- _WHAT YOU ARE ASKED TO DO_: Say how many lines hold the string "JSON"; please write nothing but the number.

- _DATA IN THIS EXERCISE_:
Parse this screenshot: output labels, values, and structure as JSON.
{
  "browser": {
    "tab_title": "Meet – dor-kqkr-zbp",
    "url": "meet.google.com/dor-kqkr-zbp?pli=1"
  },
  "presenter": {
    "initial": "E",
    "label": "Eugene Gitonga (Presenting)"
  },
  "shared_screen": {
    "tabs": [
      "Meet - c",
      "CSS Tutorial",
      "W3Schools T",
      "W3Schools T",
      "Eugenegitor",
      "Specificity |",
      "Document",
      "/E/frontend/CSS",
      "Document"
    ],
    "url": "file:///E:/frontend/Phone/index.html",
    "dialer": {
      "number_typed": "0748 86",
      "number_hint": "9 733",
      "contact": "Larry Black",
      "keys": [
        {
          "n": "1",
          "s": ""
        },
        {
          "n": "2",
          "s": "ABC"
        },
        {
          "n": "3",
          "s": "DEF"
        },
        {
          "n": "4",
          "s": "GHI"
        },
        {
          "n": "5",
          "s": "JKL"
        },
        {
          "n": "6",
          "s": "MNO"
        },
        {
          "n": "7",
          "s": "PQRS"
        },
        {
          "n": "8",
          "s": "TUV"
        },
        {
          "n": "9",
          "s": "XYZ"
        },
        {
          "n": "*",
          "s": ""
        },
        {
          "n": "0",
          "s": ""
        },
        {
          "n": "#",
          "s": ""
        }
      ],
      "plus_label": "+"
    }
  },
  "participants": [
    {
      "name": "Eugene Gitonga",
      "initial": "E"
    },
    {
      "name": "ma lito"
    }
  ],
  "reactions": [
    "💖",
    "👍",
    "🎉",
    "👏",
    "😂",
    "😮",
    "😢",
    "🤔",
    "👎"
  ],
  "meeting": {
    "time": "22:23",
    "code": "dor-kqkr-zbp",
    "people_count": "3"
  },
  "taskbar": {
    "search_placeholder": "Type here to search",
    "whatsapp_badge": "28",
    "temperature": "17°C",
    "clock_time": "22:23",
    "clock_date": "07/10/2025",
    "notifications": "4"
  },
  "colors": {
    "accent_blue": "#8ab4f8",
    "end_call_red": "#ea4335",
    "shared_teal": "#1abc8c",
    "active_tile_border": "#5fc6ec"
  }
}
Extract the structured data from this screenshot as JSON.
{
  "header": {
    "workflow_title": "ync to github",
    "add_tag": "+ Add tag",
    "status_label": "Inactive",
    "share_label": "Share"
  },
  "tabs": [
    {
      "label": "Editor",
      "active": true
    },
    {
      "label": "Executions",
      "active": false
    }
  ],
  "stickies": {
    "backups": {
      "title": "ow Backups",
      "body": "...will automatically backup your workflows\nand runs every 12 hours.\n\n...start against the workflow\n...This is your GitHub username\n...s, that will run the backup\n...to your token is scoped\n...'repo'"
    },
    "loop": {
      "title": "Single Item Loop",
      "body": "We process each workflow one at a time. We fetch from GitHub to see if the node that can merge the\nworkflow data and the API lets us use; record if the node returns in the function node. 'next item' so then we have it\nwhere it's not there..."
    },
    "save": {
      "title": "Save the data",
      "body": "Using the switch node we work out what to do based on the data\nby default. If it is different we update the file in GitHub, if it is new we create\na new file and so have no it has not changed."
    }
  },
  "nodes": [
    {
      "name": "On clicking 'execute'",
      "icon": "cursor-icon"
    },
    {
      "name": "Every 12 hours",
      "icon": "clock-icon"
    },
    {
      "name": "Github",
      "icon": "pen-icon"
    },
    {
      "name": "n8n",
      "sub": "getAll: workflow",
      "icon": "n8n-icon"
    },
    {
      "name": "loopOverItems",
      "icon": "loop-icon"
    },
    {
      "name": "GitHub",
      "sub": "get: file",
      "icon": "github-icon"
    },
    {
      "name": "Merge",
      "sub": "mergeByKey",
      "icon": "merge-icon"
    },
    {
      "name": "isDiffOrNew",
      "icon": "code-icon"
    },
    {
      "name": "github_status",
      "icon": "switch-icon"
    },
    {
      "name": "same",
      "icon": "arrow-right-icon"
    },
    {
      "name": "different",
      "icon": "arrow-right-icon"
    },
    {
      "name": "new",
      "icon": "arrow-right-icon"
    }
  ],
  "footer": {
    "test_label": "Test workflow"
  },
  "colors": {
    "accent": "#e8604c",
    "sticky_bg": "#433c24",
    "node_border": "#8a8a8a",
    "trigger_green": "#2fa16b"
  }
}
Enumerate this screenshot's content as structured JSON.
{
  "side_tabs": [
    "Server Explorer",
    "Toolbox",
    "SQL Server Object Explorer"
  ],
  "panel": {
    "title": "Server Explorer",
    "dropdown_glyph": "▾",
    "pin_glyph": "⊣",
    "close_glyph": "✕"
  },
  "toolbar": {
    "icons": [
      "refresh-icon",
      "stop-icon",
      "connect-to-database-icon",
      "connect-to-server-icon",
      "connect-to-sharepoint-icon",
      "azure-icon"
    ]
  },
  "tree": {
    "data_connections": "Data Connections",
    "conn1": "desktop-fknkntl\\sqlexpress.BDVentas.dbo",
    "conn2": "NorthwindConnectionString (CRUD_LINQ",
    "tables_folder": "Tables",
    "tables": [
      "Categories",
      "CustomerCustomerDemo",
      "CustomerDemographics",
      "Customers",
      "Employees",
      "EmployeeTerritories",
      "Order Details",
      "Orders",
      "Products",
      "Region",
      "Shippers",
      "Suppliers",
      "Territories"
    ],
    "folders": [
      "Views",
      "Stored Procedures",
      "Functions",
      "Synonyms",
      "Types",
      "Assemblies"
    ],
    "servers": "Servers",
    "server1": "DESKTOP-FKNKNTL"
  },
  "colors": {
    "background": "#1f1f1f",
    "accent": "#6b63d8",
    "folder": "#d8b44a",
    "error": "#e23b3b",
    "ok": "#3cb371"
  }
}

- _TASK RESULT_: 3